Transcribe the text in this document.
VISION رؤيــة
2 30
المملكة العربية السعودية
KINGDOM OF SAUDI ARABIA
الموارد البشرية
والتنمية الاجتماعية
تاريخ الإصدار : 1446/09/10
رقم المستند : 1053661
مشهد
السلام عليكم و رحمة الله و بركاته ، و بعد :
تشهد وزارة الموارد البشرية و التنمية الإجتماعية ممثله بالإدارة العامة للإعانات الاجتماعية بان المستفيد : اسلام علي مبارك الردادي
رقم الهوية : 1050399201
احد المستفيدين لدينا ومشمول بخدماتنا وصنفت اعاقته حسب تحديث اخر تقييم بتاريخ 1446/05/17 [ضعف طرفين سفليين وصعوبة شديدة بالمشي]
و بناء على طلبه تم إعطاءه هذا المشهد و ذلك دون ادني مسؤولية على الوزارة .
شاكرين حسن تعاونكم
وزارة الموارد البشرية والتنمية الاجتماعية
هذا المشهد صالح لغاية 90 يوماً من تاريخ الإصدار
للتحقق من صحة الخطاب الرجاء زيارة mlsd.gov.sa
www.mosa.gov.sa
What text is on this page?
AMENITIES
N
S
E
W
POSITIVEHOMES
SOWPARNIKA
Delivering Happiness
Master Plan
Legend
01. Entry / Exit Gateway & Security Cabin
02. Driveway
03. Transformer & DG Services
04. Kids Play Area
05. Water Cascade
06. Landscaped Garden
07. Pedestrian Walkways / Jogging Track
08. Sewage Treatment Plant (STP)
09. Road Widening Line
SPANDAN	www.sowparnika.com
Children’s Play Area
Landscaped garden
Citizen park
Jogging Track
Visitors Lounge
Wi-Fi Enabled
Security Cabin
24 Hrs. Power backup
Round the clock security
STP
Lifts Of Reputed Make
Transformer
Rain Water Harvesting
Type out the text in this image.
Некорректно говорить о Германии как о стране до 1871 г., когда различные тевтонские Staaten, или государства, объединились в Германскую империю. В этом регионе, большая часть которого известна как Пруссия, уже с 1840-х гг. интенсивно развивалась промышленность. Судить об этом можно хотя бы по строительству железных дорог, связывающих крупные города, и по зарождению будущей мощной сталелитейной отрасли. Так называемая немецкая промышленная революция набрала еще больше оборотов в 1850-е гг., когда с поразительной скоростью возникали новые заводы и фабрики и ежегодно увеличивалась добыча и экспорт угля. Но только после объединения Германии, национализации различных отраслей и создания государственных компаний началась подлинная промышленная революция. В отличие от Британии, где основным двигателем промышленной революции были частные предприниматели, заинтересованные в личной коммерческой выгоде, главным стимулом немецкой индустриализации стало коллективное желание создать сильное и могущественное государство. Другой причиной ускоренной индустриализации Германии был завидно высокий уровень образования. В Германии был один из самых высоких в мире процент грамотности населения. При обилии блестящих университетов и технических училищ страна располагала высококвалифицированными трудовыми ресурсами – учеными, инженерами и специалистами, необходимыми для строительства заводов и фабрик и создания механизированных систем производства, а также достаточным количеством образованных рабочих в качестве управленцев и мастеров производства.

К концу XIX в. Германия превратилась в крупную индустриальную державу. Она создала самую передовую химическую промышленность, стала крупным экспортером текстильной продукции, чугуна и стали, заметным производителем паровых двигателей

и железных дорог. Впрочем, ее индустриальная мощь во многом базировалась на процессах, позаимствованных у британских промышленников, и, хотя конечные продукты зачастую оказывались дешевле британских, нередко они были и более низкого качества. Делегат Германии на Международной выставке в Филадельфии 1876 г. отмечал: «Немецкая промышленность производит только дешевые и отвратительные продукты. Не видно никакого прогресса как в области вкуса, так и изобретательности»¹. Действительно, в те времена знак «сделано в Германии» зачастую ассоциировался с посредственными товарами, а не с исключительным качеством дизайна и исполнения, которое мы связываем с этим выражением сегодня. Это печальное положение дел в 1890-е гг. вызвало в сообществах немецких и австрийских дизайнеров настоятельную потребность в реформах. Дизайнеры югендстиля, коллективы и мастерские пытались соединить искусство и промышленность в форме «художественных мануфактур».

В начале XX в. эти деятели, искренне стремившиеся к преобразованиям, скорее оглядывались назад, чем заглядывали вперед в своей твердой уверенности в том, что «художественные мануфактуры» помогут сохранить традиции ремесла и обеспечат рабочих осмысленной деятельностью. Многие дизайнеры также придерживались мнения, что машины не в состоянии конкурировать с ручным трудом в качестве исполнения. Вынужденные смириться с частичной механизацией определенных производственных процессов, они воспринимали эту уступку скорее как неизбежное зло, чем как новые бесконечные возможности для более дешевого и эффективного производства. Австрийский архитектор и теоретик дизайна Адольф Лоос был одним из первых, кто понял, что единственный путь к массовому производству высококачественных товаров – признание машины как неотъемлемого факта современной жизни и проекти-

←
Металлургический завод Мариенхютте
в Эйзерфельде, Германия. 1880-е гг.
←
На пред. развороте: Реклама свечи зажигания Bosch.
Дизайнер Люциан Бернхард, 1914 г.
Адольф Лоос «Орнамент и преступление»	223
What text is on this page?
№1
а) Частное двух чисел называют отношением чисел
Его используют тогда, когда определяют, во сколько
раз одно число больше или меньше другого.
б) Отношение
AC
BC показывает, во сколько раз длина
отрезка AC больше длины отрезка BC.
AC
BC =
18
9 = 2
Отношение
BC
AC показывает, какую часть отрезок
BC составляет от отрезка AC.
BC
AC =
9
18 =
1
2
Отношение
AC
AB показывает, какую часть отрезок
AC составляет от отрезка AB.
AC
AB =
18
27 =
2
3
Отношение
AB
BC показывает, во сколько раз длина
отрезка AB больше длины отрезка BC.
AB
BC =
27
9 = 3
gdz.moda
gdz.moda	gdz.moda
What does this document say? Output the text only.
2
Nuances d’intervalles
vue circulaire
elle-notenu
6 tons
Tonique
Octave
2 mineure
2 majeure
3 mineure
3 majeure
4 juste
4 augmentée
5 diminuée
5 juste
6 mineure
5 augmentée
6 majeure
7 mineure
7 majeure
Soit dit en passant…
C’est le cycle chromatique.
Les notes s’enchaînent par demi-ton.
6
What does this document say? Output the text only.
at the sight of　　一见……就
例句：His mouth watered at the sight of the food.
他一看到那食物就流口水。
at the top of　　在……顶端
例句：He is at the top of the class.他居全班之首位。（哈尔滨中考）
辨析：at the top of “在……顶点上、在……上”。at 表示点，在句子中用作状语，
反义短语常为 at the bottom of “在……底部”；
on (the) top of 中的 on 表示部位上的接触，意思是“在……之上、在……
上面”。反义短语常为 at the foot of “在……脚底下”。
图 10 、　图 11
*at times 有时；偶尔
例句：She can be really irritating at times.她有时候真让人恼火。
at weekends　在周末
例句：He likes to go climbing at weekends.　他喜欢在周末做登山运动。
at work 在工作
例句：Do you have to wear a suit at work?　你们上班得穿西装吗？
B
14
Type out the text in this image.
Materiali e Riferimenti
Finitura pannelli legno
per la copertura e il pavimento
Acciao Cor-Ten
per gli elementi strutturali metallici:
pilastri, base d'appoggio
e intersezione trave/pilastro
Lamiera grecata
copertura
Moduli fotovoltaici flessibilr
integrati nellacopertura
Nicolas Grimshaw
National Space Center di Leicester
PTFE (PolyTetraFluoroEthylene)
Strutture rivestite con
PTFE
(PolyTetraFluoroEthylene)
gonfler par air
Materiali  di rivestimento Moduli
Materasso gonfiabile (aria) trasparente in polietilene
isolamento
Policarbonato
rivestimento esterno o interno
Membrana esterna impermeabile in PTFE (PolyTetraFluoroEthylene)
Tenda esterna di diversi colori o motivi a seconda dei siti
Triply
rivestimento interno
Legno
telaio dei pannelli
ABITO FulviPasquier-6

****************

:: EXERCISE DETAILS ::
Print again each line of the listing above, exactly as it appears.

:: FINAL RESULT ::
Transcribe the text in this document.
VISION رؤيــة
2 30
المملكة العربية السعودية
KINGDOM OF SAUDI ARABIA
الموارد البشرية
والتنمية الاجتماعية
تاريخ الإصدار : 1446/09/10
رقم المستند : 1053661
مشهد
السلام عليكم و رحمة الله و بركاته ، و بعد :
تشهد وزارة الموارد البشرية و التنمية الإجتماعية ممثله بالإدارة العامة للإعانات الاجتماعية بان المستفيد : اسلام علي مبارك الردادي
رقم الهوية : 1050399201
احد المستفيدين لدينا ومشمول بخدماتنا وصنفت اعاقته حسب تحديث اخر تقييم بتاريخ 1446/05/17 [ضعف طرفين سفليين وصعوبة شديدة بالمشي]
و بناء على طلبه تم إعطاءه هذا المشهد و ذلك دون ادني مسؤولية على الوزارة .
شاكرين حسن تعاونكم
وزارة الموارد البشرية والتنمية الاجتماعية
هذا المشهد صالح لغاية 90 يوماً من تاريخ الإصدار
للتحقق من صحة الخطاب الرجاء زيارة mlsd.gov.sa
www.mosa.gov.sa
What text is on this page?
AMENITIES
N
S
E
W
POSITIVEHOMES
SOWPARNIKA
Delivering Happiness
Master Plan
Legend
01. Entry / Exit Gateway & Security Cabin
02. Driveway
03. Transformer & DG Services
04. Kids Play Area
05. Water Cascade
06. Landscaped Garden
07. Pedestrian Walkways / Jogging Track
08. Sewage Treatment Plant (STP)
09. Road Widening Line
SPANDAN	www.sowparnika.com
Children’s Play Area
Landscaped garden
Citizen park
Jogging Track
Visitors Lounge
Wi-Fi Enabled
Security Cabin
24 Hrs. Power backup
Round the clock security
STP
Lifts Of Reputed Make
Transformer
Rain Water Harvesting
Type out the text in this image.
Некорректно говорить о Германии как о стране до 1871 г., когда различные тевтонские Staaten, или государства, объединились в Германскую империю. В этом регионе, большая часть которого известна как Пруссия, уже с 1840-х гг. интенсивно развивалась промышленность. Судить об этом можно хотя бы по строительству железных дорог, связывающих крупные города, и по зарождению будущей мощной сталелитейной отрасли. Так называемая немецкая промышленная революция набрала еще больше оборотов в 1850-е гг., когда с поразительной скоростью возникали новые заводы и фабрики и ежегодно увеличивалась добыча и экспорт угля. Но только после объединения Германии, национализации различных отраслей и создания государственных компаний началась подлинная промышленная революция. В отличие от Британии, где основным двигателем промышленной революции были частные предприниматели, заинтересованные в личной коммерческой выгоде, главным стимулом немецкой индустриализации стало коллективное желание создать сильное и могущественное государство. Другой причиной ускоренной индустриализации Германии был завидно высокий уровень образования. В Германии был один из самых высоких в мире процент грамотности населения. При обилии блестящих университетов и технических училищ страна располагала высококвалифицированными трудовыми ресурсами – учеными, инженерами и специалистами, необходимыми для строительства заводов и фабрик и создания механизированных систем производства, а также достаточным количеством образованных рабочих в качестве управленцев и мастеров производства.

К концу XIX в. Германия превратилась в крупную индустриальную державу. Она создала самую передовую химическую промышленность, стала крупным экспортером текстильной продукции, чугуна и стали, заметным производителем паровых двигателей

и железных дорог. Впрочем, ее индустриальная мощь во многом базировалась на процессах, позаимствованных у британских промышленников, и, хотя конечные продукты зачастую оказывались дешевле британских, нередко они были и более низкого качества. Делегат Германии на Международной выставке в Филадельфии 1876 г. отмечал: «Немецкая промышленность производит только дешевые и отвратительные продукты. Не видно никакого прогресса как в области вкуса, так и изобретательности»¹. Действительно, в те времена знак «сделано в Германии» зачастую ассоциировался с посредственными товарами, а не с исключительным качеством дизайна и исполнения, которое мы связываем с этим выражением сегодня. Это печальное положение дел в 1890-е гг. вызвало в сообществах немецких и австрийских дизайнеров настоятельную потребность в реформах. Дизайнеры югендстиля, коллективы и мастерские пытались соединить искусство и промышленность в форме «художественных мануфактур».

В начале XX в. эти деятели, искренне стремившиеся к преобразованиям, скорее оглядывались назад, чем заглядывали вперед в своей твердой уверенности в том, что «художественные мануфактуры» помогут сохранить традиции ремесла и обеспечат рабочих осмысленной деятельностью. Многие дизайнеры также придерживались мнения, что машины не в состоянии конкурировать с ручным трудом в качестве исполнения. Вынужденные смириться с частичной механизацией определенных производственных процессов, они воспринимали эту уступку скорее как неизбежное зло, чем как новые бесконечные возможности для более дешевого и эффективного производства. Австрийский архитектор и теоретик дизайна Адольф Лоос был одним из первых, кто понял, что единственный путь к массовому производству высококачественных товаров – признание машины как неотъемлемого факта современной жизни и проекти-

←
Металлургический завод Мариенхютте
в Эйзерфельде, Германия. 1880-е гг.
←
На пред. развороте: Реклама свечи зажигания Bosch.
Дизайнер Люциан Бернхард, 1914 г.
Адольф Лоос «Орнамент и преступление»	223
What text is on this page?
№1
а) Частное двух чисел называют отношением чисел
Его используют тогда, когда определяют, во сколько
раз одно число больше или меньше другого.
б) Отношение
AC
BC показывает, во сколько раз длина
отрезка AC больше длины отрезка BC.
AC
BC =
18
9 = 2
Отношение
BC
AC показывает, какую часть отрезок
BC составляет от отрезка AC.
BC
AC =
9
18 =
1
2
Отношение
AC
AB показывает, какую часть отрезок
AC составляет от отрезка AB.
AC
AB =
18
27 =
2
3
Отношение
AB
BC показывает, во сколько раз длина
отрезка AB больше длины отрезка BC.
AB
BC =
27
9 = 3
gdz.moda
gdz.moda	gdz.moda
What does this document say? Output the text only.
2
Nuances d’intervalles
vue circulaire
elle-notenu
6 tons
Tonique
Octave
2 mineure
2 majeure
3 mineure
3 majeure
4 juste
4 augmentée
5 diminuée
5 juste
6 mineure
5 augmentée
6 majeure
7 mineure
7 majeure
Soit dit en passant…
C’est le cycle chromatique.
Les notes s’enchaînent par demi-ton.
6
What does this document say? Output the text only.
at the sight of　　一见……就
例句：His mouth watered at the sight of the food.
他一看到那食物就流口水。
at the top of　　在……顶端
例句：He is at the top of the class.他居全班之首位。（哈尔滨中考）
辨析：at the top of “在……顶点上、在……上”。at 表示点，在句子中用作状语，
反义短语常为 at the bottom of “在……底部”；
on (the) top of 中的 on 表示部位上的接触，意思是“在……之上、在……
上面”。反义短语常为 at the foot of “在……脚底下”。
图 10 、　图 11
*at times 有时；偶尔
例句：She can be really irritating at times.她有时候真让人恼火。
at weekends　在周末
例句：He likes to go climbing at weekends.　他喜欢在周末做登山运动。
at work 在工作
例句：Do you have to wear a suit at work?　你们上班得穿西装吗？
B
14
Type out the text in this image.
Materiali e Riferimenti
Finitura pannelli legno
per la copertura e il pavimento
Acciao Cor-Ten
per gli elementi strutturali metallici:
pilastri, base d'appoggio
e intersezione trave/pilastro
Lamiera grecata
copertura
Moduli fotovoltaici flessibilr
integrati nellacopertura
Nicolas Grimshaw
National Space Center di Leicester
PTFE (PolyTetraFluoroEthylene)
Strutture rivestite con
PTFE
(PolyTetraFluoroEthylene)
gonfler par air
Materiali  di rivestimento Moduli
Materasso gonfiabile (aria) trasparente in polietilene
isolamento
Policarbonato
rivestimento esterno o interno
Membrana esterna impermeabile in PTFE (PolyTetraFluoroEthylene)
Tenda esterna di diversi colori o motivi a seconda dei siti
Triply
rivestimento interno
Legno
telaio dei pannelli
ABITO FulviPasquier-6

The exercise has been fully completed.